▸ **Task instructions**: Every line of the material is to be quoted verbatim, minus the pictures.

▸ **Stored data**:
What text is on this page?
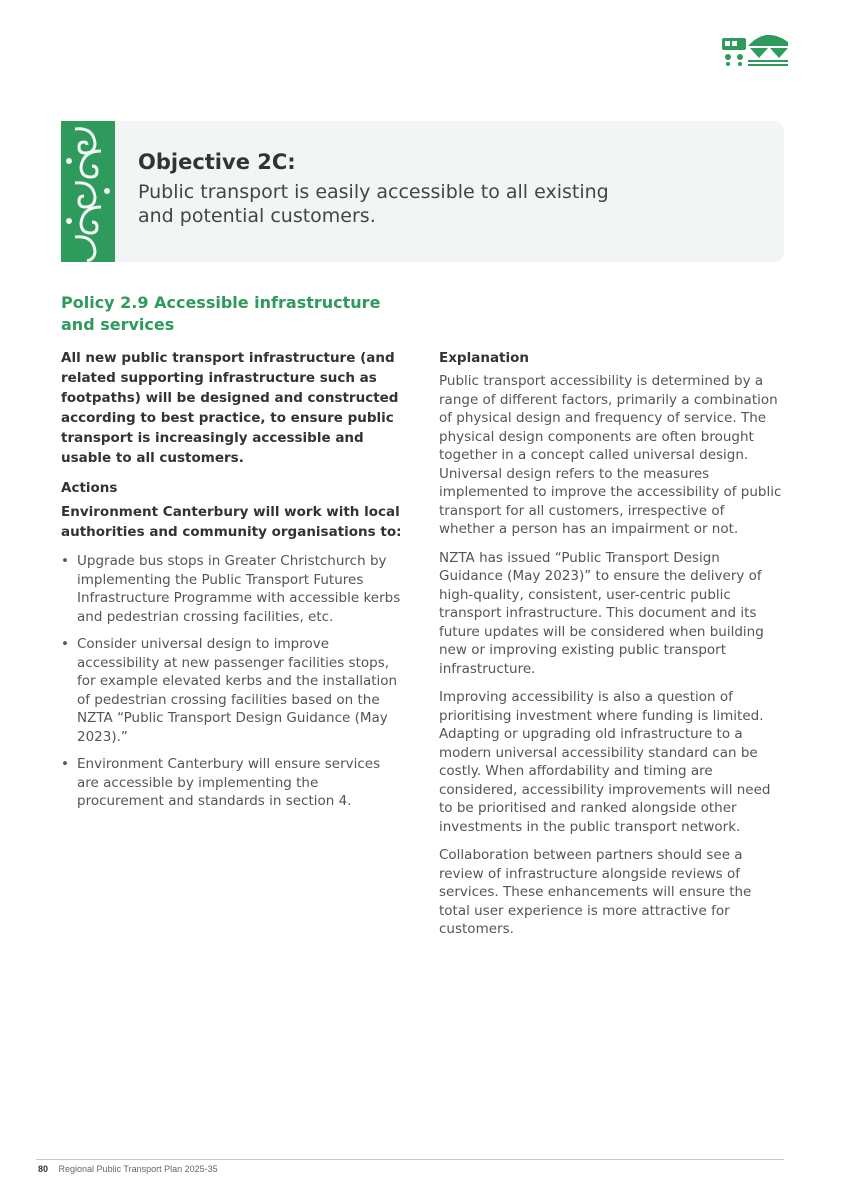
Objective 2C:

Public transport is easily accessible to all existing and potential customers.

Policy 2.9 Accessible infrastructure and services

All new public transport infrastructure (and related supporting infrastructure such as footpaths) will be designed and constructed according to best practice, to ensure public transport is increasingly accessible and usable to all customers.

Actions

Environment Canterbury will work with local authorities and community organisations to:

• Upgrade bus stops in Greater Christchurch by implementing the Public Transport Futures Infrastructure Programme with accessible kerbs and pedestrian crossing facilities, etc.
• Consider universal design to improve accessibility at new passenger facilities stops, for example elevated kerbs and the installation of pedestrian crossing facilities based on the NZTA “Public Transport Design Guidance (May 2023).”
• Environment Canterbury will ensure services are accessible by implementing the procurement and standards in section 4.
Explanation

Public transport accessibility is determined by a range of different factors, primarily a combination of physical design and frequency of service. The physical design components are often brought together in a concept called universal design. Universal design refers to the measures implemented to improve the accessibility of public transport for all customers, irrespective of whether a person has an impairment or not.

NZTA has issued “Public Transport Design Guidance (May 2023)” to ensure the delivery of high-quality, consistent, user-centric public transport infrastructure. This document and its future updates will be considered when building new or improving existing public transport infrastructure.

Improving accessibility is also a question of prioritising investment where funding is limited. Adapting or upgrading old infrastructure to a modern universal accessibility standard can be costly. When affordability and timing are considered, accessibility improvements will need to be prioritised and ranked alongside other investments in the public transport network.

Collaboration between partners should see a review of infrastructure alongside reviews of services. These enhancements will ensure the total user experience is more attractive for customers.

80 Regional Public Transport Plan 2025-35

▸ **Response to the task**:
What text is on this page?
Objective 2C:

Public transport is easily accessible to all existing and potential customers.

Policy 2.9 Accessible infrastructure and services

All new public transport infrastructure (and related supporting infrastructure such as footpaths) will be designed and constructed according to best practice, to ensure public transport is increasingly accessible and usable to all customers.

Actions

Environment Canterbury will work with local authorities and community organisations to:

• Upgrade bus stops in Greater Christchurch by implementing the Public Transport Futures Infrastructure Programme with accessible kerbs and pedestrian crossing facilities, etc.
• Consider universal design to improve accessibility at new passenger facilities stops, for example elevated kerbs and the installation of pedestrian crossing facilities based on the NZTA “Public Transport Design Guidance (May 2023).”
• Environment Canterbury will ensure services are accessible by implementing the procurement and standards in section 4.
Explanation

Public transport accessibility is determined by a range of different factors, primarily a combination of physical design and frequency of service. The physical design components are often brought together in a concept called universal design. Universal design refers to the measures implemented to improve the accessibility of public transport for all customers, irrespective of whether a person has an impairment or not.

NZTA has issued “Public Transport Design Guidance (May 2023)” to ensure the delivery of high-quality, consistent, user-centric public transport infrastructure. This document and its future updates will be considered when building new or improving existing public transport infrastructure.

Improving accessibility is also a question of prioritising investment where funding is limited. Adapting or upgrading old infrastructure to a modern universal accessibility standard can be costly. When affordability and timing are considered, accessibility improvements will need to be prioritised and ranked alongside other investments in the public transport network.

Collaboration between partners should see a review of infrastructure alongside reviews of services. These enhancements will ensure the total user experience is more attractive for customers.

80 Regional Public Transport Plan 2025-35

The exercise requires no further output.